**What you should do**
Only the number is needed: how many lines contain the word "Алексеевна"?

── Input

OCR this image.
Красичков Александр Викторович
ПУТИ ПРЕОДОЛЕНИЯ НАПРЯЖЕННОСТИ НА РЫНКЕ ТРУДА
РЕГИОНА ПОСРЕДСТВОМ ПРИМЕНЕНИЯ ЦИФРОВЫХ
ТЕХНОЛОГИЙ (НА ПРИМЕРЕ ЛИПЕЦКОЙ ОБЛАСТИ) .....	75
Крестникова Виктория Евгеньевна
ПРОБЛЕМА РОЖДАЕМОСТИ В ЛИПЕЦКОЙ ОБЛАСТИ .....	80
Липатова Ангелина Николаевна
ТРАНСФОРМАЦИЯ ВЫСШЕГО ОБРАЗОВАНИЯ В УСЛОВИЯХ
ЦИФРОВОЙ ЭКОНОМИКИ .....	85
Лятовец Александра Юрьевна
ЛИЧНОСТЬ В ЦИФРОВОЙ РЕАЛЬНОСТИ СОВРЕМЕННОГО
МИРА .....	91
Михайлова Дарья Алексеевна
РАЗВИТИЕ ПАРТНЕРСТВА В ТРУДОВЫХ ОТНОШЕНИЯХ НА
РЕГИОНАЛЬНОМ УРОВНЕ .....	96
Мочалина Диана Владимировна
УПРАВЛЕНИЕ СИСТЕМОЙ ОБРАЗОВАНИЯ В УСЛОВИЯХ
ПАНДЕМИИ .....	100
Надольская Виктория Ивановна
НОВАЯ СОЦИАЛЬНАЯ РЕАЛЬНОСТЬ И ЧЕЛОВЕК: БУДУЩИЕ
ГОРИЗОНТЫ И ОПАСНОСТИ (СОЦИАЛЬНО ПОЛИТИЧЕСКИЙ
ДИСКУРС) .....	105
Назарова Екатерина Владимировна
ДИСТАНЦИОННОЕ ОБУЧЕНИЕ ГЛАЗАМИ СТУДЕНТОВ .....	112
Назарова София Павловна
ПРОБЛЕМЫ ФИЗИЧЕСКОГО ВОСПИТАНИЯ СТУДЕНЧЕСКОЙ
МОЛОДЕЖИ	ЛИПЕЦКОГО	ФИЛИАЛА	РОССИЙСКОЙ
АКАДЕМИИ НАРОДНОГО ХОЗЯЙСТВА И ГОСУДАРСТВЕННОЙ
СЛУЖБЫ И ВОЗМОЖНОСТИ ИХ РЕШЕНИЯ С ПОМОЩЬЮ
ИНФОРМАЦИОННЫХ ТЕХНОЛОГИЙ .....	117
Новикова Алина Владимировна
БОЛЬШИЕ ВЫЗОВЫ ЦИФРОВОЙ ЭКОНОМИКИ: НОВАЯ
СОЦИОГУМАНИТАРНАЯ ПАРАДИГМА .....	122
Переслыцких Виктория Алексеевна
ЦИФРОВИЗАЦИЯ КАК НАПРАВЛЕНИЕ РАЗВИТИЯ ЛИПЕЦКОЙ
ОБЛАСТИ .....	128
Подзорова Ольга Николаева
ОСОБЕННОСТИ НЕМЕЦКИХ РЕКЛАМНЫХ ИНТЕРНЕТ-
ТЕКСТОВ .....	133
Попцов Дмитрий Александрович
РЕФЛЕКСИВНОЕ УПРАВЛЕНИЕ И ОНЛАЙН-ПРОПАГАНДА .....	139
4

────

**Answer to the task**
2